• Stated exercise: What number of lines hold the word "xlabel"? State that number and nothing besides.

• Extracted entries:
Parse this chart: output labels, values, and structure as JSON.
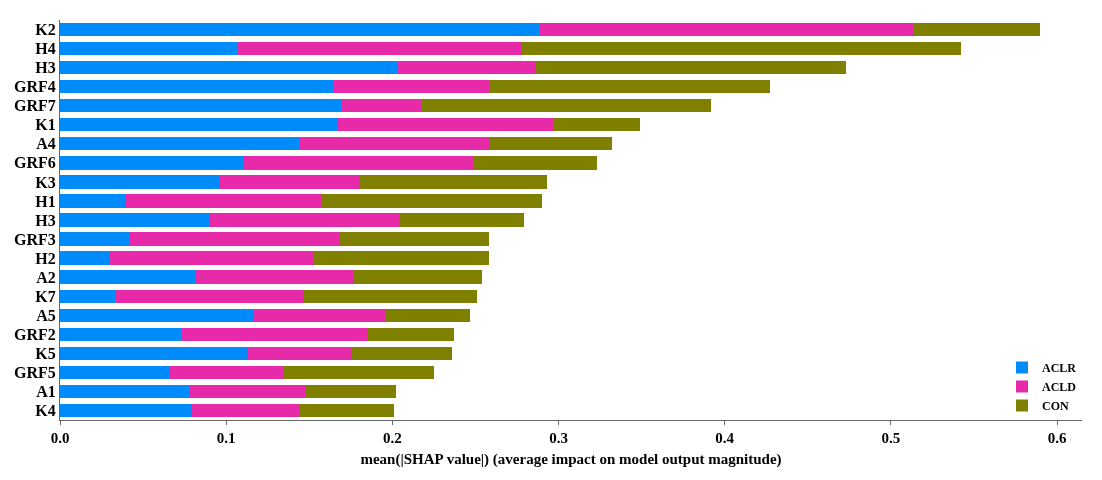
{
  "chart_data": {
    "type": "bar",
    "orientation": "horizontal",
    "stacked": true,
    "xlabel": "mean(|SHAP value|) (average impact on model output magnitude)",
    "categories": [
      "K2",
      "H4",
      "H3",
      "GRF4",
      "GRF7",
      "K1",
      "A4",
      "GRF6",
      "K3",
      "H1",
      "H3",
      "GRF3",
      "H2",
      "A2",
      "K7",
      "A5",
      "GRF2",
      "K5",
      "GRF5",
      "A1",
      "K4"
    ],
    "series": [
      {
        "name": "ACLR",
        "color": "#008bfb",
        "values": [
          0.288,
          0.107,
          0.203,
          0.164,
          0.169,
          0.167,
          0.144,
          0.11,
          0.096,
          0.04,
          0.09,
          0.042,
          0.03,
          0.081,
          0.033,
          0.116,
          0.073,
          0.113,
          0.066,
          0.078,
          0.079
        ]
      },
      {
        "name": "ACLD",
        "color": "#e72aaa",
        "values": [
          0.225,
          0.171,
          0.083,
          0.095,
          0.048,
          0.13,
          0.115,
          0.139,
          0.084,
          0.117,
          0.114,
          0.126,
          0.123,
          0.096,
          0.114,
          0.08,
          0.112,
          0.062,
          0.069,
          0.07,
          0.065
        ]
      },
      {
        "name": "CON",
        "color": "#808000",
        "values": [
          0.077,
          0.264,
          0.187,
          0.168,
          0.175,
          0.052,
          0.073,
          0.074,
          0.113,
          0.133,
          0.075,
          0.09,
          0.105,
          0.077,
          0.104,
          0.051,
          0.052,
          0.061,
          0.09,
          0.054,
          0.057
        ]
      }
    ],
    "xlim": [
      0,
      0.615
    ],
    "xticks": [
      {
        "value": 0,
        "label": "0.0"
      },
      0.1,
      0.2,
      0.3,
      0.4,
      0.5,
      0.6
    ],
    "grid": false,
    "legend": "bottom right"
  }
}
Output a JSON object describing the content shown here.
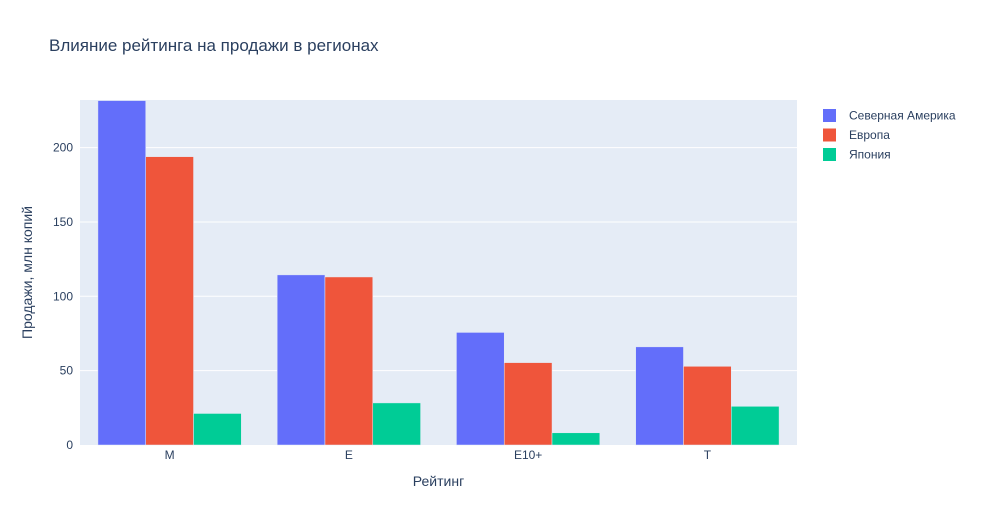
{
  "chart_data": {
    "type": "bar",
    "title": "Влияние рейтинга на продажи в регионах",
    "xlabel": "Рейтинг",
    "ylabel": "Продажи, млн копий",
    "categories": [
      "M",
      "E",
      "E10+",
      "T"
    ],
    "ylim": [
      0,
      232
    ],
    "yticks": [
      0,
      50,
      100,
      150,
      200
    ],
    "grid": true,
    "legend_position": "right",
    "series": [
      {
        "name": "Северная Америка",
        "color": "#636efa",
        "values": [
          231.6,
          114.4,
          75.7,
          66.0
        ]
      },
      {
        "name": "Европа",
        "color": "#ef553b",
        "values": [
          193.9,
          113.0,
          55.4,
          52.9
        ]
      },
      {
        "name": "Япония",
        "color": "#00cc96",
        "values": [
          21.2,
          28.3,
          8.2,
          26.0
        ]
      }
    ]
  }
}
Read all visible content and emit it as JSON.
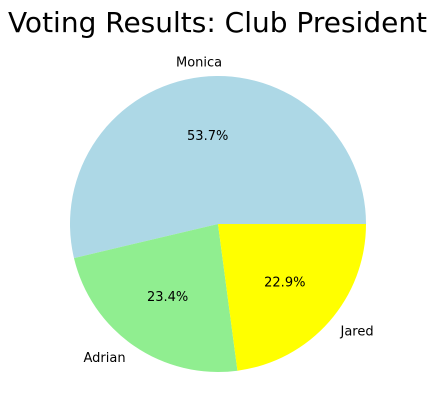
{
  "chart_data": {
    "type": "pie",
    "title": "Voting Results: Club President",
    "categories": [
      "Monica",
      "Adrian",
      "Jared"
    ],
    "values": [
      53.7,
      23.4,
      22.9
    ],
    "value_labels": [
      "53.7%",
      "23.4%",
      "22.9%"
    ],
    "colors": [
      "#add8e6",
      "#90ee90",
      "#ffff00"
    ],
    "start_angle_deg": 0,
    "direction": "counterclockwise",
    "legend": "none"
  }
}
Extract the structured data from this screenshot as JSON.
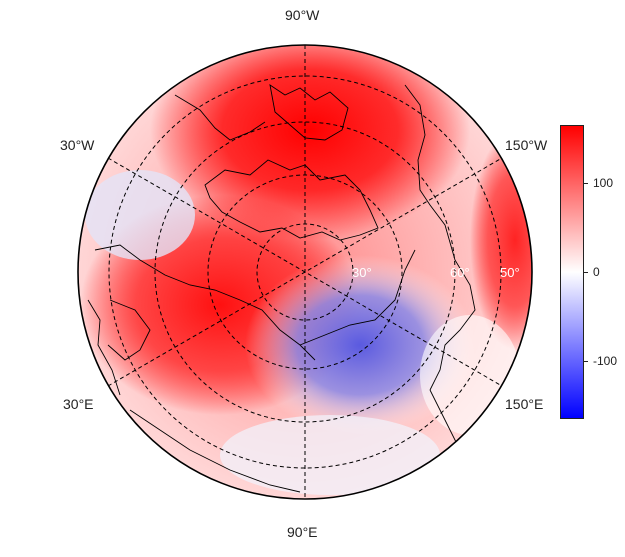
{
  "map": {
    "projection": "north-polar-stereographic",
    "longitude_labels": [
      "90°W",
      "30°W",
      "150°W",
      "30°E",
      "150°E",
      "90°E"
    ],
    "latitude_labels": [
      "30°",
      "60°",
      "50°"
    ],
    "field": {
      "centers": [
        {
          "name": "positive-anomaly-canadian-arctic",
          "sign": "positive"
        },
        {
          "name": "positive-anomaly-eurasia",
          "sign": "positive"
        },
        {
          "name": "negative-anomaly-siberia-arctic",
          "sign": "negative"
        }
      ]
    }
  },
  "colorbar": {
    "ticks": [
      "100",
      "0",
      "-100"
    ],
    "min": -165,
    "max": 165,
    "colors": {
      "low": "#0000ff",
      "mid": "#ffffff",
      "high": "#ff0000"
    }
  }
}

• Written response: 2